-- START Entries provided --
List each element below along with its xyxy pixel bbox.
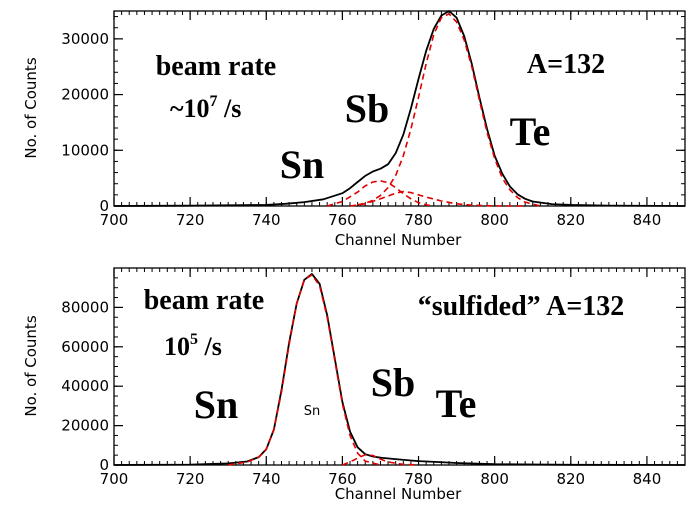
annotation-label: ~107 /s [170, 93, 241, 123]
x-tick-label: 740 [252, 470, 281, 488]
x-tick-label: 840 [633, 211, 662, 229]
x-tick-label: 820 [556, 470, 585, 488]
x-tick-label: 820 [556, 211, 585, 229]
annotation-label: Sn [194, 382, 239, 427]
x-tick-label: 720 [176, 470, 205, 488]
plot-frame [113, 10, 686, 207]
fit-component-curve [357, 13, 541, 207]
y-tick-label: 20000 [61, 86, 109, 104]
x-axis-label: Channel Number [335, 231, 462, 249]
x-tick-label: 720 [176, 211, 205, 229]
y-tick-label: 0 [99, 197, 109, 215]
x-tick-label: 840 [633, 470, 662, 488]
y-tick-label: 20000 [61, 417, 109, 435]
annotation-label: beam rate [144, 285, 265, 316]
x-tick-label: 700 [100, 211, 129, 229]
y-tick-label: 80000 [61, 298, 109, 316]
annotation-label: Te [510, 109, 551, 154]
chart-2: 700 720 740 760 780 800 820 840 0 20000 40000 60000… [22, 267, 686, 503]
x-tick-label: 760 [328, 211, 357, 229]
fit-component-curve [228, 274, 381, 466]
annotation-label: beam rate [156, 51, 277, 82]
y-tick-label: 0 [99, 456, 109, 474]
annotation-label: Sb [371, 360, 416, 405]
y-tick-label: 30000 [61, 30, 109, 48]
fit-component-curve [342, 453, 419, 466]
x-tick-label: 800 [480, 211, 509, 229]
annotation-label: Sn [280, 142, 325, 187]
fit-component-curve [349, 190, 526, 207]
x-axis-label: Channel Number [335, 485, 462, 503]
annotation-label: Sn [304, 404, 321, 419]
fit-component-curve [326, 180, 434, 207]
x-tick-label: 780 [404, 470, 433, 488]
measured-spectrum-curve [113, 10, 686, 207]
annotation-label: Sb [345, 86, 390, 131]
y-axis-label: No. of Counts [22, 57, 40, 158]
x-tick-label: 760 [328, 470, 357, 488]
y-tick-label: 60000 [61, 338, 109, 356]
y-axis-label: No. of Counts [22, 315, 40, 416]
x-tick-label: 700 [100, 470, 129, 488]
chart-1: 700 720 740 760 780 800 820 840 0 10000 20000 30000… [22, 10, 686, 249]
annotation-label: A=132 [527, 49, 605, 80]
y-tick-label: 10000 [61, 141, 109, 159]
x-tick-label: 800 [480, 470, 509, 488]
annotation-label: Te [436, 381, 477, 426]
x-tick-label: 740 [252, 211, 281, 229]
annotation-label: 105 /s [164, 331, 222, 361]
y-tick-label: 40000 [61, 377, 109, 395]
x-tick-label: 780 [404, 211, 433, 229]
annotation-label: “sulfided” A=132 [418, 291, 625, 322]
-- END Entries provided --
Convert the data above into a JSON list of strings, one string per line, skipping blank lines and omitting the picture.

[
  "List each element below along with its xyxy pixel bbox.",
  "annotation-label: ~107 /s [170, 93, 241, 123]",
  "x-tick-label: 740 [252, 470, 281, 488]",
  "x-tick-label: 840 [633, 211, 662, 229]",
  "x-tick-label: 820 [556, 470, 585, 488]",
  "x-tick-label: 820 [556, 211, 585, 229]",
  "annotation-label: Sn [194, 382, 239, 427]",
  "x-tick-label: 720 [176, 470, 205, 488]",
  "plot-frame [113, 10, 686, 207]",
  "fit-component-curve [357, 13, 541, 207]",
  "y-tick-label: 20000 [61, 86, 109, 104]",
  "x-axis-label: Channel Number [335, 231, 462, 249]",
  "x-tick-label: 720 [176, 211, 205, 229]",
  "y-tick-label: 0 [99, 197, 109, 215]",
  "x-tick-label: 840 [633, 470, 662, 488]",
  "y-tick-label: 20000 [61, 417, 109, 435]",
  "annotation-label: beam rate [144, 285, 265, 316]",
  "x-tick-label: 700 [100, 211, 129, 229]",
  "y-tick-label: 80000 [61, 298, 109, 316]",
  "annotation-label: Te [510, 109, 551, 154]",
  "chart-2: 700 720 740 760 780 800 820 840 0 20000 40000 60000… [22, 267, 686, 503]",
  "x-tick-label: 760 [328, 211, 357, 229]",
  "fit-component-curve [228, 274, 381, 466]",
  "annotation-label: beam rate [156, 51, 277, 82]",
  "y-tick-label: 0 [99, 456, 109, 474]",
  "annotation-label: Sb [371, 360, 416, 405]",
  "y-tick-label: 30000 [61, 30, 109, 48]",
  "fit-component-curve [342, 453, 419, 466]",
  "x-tick-label: 800 [480, 211, 509, 229]",
  "annotation-label: Sn [280, 142, 325, 187]",
  "fit-component-curve [349, 190, 526, 207]",
  "x-axis-label: Channel Number [335, 485, 462, 503]",
  "annotation-label: Sn [304, 404, 321, 419]",
  "fit-component-curve [326, 180, 434, 207]",
  "x-tick-label: 780 [404, 470, 433, 488]",
  "measured-spectrum-curve [113, 10, 686, 207]",
  "annotation-label: Sb [345, 86, 390, 131]",
  "y-axis-label: No. of Counts [22, 57, 40, 158]",
  "x-tick-label: 760 [328, 470, 357, 488]",
  "y-tick-label: 60000 [61, 338, 109, 356]",
  "y-axis-label: No. of Counts [22, 315, 40, 416]",
  "x-tick-label: 700 [100, 470, 129, 488]",
  "chart-1: 700 720 740 760 780 800 820 840 0 10000 20000 30000… [22, 10, 686, 249]",
  "annotation-label: A=132 [527, 49, 605, 80]",
  "y-tick-label: 10000 [61, 141, 109, 159]",
  "x-tick-label: 800 [480, 470, 509, 488]",
  "annotation-label: Te [436, 381, 477, 426]",
  "x-tick-label: 740 [252, 211, 281, 229]",
  "annotation-label: 105 /s [164, 331, 222, 361]",
  "y-tick-label: 40000 [61, 377, 109, 395]",
  "x-tick-label: 780 [404, 211, 433, 229]",
  "annotation-label: “sulfided” A=132 [418, 291, 625, 322]"
]